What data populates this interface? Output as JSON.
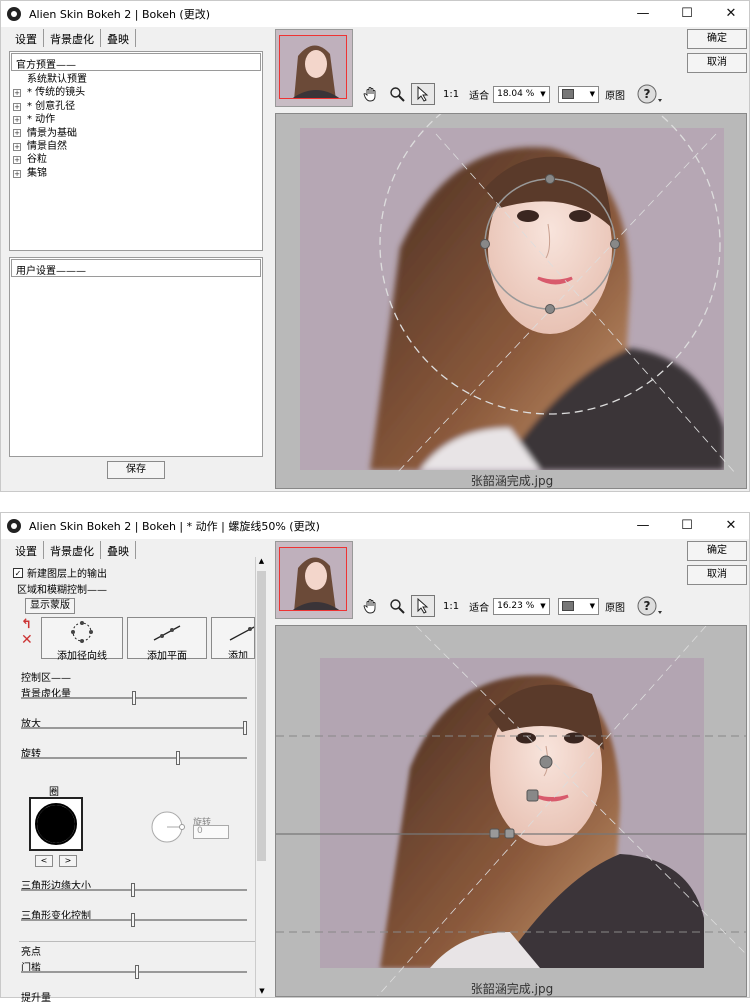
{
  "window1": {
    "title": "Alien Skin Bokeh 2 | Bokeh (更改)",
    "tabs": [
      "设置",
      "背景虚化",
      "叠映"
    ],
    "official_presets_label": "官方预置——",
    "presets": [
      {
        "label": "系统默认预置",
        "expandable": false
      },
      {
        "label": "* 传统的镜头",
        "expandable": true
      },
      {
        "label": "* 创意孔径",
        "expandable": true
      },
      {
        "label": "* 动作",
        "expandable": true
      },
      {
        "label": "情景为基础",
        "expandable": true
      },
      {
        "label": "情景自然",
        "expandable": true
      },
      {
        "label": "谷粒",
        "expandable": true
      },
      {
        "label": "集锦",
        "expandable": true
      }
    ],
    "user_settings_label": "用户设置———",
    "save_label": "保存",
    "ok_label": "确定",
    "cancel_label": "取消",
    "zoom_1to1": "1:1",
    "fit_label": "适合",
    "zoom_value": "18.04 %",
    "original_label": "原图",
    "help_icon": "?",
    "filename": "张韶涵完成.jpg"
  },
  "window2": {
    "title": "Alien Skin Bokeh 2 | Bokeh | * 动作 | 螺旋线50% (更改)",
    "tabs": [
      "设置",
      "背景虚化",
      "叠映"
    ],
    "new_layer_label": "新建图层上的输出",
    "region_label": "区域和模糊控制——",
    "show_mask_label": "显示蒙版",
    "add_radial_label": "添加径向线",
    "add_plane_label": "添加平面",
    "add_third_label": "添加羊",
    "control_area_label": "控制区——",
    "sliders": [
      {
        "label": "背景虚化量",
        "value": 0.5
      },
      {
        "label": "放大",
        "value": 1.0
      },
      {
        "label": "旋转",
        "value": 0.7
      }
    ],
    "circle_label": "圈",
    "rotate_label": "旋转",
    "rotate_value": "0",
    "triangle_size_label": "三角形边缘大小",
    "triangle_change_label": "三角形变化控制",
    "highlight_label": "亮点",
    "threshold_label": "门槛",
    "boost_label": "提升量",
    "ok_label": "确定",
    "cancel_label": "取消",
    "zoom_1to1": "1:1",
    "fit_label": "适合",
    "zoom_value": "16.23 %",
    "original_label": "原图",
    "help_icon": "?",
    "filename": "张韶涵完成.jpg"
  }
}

□ □ □

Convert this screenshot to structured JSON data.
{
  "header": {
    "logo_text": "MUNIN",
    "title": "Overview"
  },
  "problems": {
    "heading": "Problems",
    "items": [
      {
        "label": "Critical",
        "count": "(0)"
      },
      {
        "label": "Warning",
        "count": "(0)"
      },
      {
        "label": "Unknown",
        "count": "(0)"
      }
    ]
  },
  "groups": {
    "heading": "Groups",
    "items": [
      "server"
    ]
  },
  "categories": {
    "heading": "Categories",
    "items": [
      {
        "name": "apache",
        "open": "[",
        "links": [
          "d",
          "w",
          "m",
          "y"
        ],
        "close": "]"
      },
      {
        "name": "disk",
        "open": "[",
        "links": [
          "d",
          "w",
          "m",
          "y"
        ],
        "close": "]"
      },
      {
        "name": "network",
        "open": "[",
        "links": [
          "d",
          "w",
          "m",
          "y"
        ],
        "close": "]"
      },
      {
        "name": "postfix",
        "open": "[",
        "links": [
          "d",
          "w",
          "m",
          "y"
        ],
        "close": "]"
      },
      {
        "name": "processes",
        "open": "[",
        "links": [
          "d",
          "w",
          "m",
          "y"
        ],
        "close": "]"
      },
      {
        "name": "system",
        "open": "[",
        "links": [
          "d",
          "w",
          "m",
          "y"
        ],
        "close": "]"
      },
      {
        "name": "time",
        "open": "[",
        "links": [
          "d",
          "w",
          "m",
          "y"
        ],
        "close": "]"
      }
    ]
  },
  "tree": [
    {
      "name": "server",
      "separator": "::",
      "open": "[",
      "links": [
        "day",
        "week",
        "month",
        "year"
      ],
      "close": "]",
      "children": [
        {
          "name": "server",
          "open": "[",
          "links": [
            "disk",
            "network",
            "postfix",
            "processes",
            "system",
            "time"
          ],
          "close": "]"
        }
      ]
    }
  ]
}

□ □ □

Instructions for the task:
Using the listing, collect all lines in which the string "title" is found.

Written solution:
    "title": "Alien Skin Bokeh 2 | Bokeh (更改)",
    "title": "Alien Skin Bokeh 2 | Bokeh | * 动作 | 螺旋线50% (更改)",
    "title": "Overview"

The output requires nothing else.